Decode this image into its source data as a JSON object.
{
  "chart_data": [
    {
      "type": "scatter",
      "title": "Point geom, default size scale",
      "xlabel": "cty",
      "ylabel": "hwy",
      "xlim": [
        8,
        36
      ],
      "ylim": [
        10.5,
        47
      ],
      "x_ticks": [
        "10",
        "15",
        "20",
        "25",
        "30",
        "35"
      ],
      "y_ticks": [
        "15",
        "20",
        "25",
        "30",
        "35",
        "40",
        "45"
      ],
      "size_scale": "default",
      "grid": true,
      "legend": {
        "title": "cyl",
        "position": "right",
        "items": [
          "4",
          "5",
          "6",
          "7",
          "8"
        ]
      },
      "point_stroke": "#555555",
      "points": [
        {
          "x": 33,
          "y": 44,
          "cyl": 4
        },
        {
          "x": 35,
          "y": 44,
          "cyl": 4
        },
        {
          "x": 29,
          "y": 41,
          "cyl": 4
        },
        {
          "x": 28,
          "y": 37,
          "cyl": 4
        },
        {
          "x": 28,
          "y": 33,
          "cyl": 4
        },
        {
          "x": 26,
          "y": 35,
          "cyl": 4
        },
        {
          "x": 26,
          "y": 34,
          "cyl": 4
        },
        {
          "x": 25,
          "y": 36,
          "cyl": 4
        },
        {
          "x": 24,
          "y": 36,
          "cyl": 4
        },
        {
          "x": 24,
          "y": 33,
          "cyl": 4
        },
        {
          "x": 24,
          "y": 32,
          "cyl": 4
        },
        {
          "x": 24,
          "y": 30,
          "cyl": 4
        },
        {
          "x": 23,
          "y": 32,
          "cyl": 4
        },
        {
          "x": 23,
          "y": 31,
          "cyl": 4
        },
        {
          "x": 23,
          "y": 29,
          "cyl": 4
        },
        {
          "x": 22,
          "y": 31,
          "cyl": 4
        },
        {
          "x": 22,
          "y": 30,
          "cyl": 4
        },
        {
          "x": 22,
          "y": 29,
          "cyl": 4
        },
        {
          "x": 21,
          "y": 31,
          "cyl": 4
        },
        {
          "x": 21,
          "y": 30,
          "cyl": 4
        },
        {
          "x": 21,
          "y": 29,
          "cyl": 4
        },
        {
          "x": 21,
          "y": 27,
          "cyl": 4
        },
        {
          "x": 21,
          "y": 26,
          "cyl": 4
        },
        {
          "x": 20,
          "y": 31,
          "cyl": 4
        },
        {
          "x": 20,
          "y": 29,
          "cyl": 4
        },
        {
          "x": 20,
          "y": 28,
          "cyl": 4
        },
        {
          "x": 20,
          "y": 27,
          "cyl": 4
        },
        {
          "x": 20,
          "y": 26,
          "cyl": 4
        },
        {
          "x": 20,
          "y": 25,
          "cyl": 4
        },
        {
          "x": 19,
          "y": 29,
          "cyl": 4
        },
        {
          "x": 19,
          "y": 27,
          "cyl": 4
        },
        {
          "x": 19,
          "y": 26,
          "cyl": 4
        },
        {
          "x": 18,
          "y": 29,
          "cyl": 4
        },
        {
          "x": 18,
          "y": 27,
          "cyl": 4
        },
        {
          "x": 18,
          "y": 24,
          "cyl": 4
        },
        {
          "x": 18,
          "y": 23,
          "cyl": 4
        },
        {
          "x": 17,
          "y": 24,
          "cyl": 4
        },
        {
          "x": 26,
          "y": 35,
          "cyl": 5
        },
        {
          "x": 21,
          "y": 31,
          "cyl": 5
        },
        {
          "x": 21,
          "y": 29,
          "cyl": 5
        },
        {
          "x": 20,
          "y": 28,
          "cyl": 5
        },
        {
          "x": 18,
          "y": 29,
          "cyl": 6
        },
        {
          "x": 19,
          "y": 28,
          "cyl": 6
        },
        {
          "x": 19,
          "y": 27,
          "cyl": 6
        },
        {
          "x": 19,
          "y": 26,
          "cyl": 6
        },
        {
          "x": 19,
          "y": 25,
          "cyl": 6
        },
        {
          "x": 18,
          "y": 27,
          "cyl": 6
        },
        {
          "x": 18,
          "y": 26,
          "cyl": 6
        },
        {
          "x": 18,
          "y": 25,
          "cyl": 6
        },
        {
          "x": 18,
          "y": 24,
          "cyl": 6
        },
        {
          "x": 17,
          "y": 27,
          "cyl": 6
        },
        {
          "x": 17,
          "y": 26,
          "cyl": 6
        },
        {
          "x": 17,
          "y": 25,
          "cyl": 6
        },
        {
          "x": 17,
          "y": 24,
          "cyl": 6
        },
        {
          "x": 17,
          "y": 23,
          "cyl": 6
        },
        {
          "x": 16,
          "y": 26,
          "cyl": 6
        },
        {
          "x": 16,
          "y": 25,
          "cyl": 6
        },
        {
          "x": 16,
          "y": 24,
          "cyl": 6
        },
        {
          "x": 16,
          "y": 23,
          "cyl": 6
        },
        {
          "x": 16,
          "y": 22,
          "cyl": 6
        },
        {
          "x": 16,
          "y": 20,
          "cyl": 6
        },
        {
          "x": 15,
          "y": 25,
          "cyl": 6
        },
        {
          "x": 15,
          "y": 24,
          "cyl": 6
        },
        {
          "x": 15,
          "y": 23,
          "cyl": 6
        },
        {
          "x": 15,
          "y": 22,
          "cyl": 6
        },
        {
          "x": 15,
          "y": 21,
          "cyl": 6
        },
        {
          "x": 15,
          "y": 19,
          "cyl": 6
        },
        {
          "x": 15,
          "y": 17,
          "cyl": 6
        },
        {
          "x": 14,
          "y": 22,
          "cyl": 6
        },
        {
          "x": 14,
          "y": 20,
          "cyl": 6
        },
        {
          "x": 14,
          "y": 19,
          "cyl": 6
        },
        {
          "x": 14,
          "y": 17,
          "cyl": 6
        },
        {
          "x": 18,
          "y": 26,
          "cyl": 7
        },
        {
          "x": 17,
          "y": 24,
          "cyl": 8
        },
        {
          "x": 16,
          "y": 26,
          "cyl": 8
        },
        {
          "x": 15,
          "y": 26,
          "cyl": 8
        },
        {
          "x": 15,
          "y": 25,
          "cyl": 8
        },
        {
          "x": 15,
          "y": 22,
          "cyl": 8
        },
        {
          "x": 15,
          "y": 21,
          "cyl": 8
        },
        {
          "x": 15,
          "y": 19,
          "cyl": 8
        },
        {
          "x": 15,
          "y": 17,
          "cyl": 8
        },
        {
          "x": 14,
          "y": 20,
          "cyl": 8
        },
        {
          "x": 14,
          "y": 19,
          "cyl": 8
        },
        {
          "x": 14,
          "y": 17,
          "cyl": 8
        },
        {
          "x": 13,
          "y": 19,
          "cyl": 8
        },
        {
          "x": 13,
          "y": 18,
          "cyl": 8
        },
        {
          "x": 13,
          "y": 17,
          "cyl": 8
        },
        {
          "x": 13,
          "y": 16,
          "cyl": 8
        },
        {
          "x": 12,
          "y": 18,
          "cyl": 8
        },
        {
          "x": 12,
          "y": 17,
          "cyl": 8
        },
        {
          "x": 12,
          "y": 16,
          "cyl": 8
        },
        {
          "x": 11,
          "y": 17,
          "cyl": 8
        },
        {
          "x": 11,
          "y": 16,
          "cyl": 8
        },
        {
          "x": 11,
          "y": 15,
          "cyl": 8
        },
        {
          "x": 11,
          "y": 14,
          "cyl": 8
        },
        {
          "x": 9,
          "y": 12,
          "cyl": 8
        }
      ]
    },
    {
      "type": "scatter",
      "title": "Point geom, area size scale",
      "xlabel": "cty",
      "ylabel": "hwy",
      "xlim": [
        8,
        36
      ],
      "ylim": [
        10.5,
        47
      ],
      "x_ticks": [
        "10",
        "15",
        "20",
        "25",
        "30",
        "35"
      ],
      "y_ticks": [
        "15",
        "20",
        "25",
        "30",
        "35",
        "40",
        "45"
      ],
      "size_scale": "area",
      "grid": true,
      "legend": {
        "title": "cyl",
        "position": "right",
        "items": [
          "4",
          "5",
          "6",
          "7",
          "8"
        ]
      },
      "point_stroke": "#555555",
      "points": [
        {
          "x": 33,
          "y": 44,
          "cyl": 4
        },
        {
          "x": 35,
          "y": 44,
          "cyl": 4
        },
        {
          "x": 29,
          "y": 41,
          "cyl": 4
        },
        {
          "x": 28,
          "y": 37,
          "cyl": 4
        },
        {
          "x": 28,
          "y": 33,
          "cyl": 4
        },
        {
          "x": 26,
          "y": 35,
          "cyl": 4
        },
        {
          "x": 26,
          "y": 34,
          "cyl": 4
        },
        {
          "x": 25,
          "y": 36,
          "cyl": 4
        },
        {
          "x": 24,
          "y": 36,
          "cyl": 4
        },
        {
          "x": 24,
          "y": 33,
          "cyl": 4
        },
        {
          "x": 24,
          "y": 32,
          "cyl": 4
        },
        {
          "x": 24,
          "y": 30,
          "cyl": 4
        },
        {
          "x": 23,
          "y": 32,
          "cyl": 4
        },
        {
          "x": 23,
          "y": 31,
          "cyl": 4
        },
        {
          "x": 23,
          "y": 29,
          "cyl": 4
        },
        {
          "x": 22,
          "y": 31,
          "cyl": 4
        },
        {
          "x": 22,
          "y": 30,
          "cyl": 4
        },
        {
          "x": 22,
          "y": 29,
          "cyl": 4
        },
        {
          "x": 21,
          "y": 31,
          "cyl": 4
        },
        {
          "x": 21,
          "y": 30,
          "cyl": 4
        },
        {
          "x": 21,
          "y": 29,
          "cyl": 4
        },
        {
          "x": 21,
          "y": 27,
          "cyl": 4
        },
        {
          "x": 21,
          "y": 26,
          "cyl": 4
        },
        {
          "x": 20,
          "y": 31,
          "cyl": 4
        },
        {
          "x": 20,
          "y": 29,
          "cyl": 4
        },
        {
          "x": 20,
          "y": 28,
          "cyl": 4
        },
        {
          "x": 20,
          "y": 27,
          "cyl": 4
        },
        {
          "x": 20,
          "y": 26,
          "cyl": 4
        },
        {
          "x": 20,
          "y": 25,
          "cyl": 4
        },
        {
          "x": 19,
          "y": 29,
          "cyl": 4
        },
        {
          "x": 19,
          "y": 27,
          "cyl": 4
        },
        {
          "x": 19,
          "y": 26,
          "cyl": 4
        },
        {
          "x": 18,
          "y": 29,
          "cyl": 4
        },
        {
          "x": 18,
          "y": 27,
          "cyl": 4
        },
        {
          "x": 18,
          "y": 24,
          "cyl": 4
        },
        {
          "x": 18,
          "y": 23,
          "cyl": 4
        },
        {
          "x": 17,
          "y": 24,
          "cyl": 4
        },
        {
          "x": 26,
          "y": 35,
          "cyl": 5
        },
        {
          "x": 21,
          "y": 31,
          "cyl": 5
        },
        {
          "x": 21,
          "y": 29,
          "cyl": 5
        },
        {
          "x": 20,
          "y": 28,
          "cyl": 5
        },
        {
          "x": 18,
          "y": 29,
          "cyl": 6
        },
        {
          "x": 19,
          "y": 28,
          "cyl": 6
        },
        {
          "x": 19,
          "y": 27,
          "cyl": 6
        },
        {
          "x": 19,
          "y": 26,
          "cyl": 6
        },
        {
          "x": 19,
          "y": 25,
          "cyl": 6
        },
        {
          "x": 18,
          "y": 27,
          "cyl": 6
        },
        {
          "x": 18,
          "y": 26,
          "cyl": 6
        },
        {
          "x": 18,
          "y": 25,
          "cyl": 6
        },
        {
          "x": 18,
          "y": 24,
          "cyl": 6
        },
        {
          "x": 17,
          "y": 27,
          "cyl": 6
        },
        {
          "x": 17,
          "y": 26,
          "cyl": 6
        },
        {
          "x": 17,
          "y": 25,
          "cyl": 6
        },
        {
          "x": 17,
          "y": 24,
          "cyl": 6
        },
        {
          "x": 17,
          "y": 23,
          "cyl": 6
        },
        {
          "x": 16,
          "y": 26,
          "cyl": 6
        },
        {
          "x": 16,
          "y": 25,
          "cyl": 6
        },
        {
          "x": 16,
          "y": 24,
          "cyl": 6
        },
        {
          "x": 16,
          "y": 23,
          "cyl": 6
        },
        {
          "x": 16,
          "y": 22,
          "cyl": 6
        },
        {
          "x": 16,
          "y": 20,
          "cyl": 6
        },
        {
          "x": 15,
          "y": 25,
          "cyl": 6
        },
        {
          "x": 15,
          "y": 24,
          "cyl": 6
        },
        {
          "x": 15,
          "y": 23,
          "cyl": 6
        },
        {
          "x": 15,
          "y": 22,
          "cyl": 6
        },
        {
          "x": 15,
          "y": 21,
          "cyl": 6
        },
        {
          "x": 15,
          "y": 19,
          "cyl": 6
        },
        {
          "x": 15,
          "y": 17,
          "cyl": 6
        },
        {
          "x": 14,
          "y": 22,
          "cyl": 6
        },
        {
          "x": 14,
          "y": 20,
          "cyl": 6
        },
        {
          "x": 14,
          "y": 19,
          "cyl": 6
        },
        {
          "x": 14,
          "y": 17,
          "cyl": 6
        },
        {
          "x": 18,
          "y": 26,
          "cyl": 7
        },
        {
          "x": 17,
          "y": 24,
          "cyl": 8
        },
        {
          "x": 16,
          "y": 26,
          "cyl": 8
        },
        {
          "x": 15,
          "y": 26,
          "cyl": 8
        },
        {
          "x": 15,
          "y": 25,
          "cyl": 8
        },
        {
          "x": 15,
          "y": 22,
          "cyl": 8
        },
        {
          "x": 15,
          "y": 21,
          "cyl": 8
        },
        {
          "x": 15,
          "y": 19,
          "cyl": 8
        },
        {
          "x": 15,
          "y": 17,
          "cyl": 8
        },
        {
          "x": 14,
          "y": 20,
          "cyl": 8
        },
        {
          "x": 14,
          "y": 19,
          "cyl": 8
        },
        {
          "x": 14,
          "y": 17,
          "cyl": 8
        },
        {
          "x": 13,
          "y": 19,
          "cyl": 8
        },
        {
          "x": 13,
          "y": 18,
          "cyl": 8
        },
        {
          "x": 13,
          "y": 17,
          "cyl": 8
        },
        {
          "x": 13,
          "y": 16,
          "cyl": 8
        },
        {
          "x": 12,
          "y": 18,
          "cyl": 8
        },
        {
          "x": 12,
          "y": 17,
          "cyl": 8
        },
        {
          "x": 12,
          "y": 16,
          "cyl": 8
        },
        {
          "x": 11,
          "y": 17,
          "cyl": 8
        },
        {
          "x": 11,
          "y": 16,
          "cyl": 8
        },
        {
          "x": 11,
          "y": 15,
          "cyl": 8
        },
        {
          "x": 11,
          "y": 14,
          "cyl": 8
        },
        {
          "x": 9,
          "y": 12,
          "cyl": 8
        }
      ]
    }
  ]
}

****************

Exercise requirements
On how many lines does the word "geom" appear? Answer with only the number.

The answer
2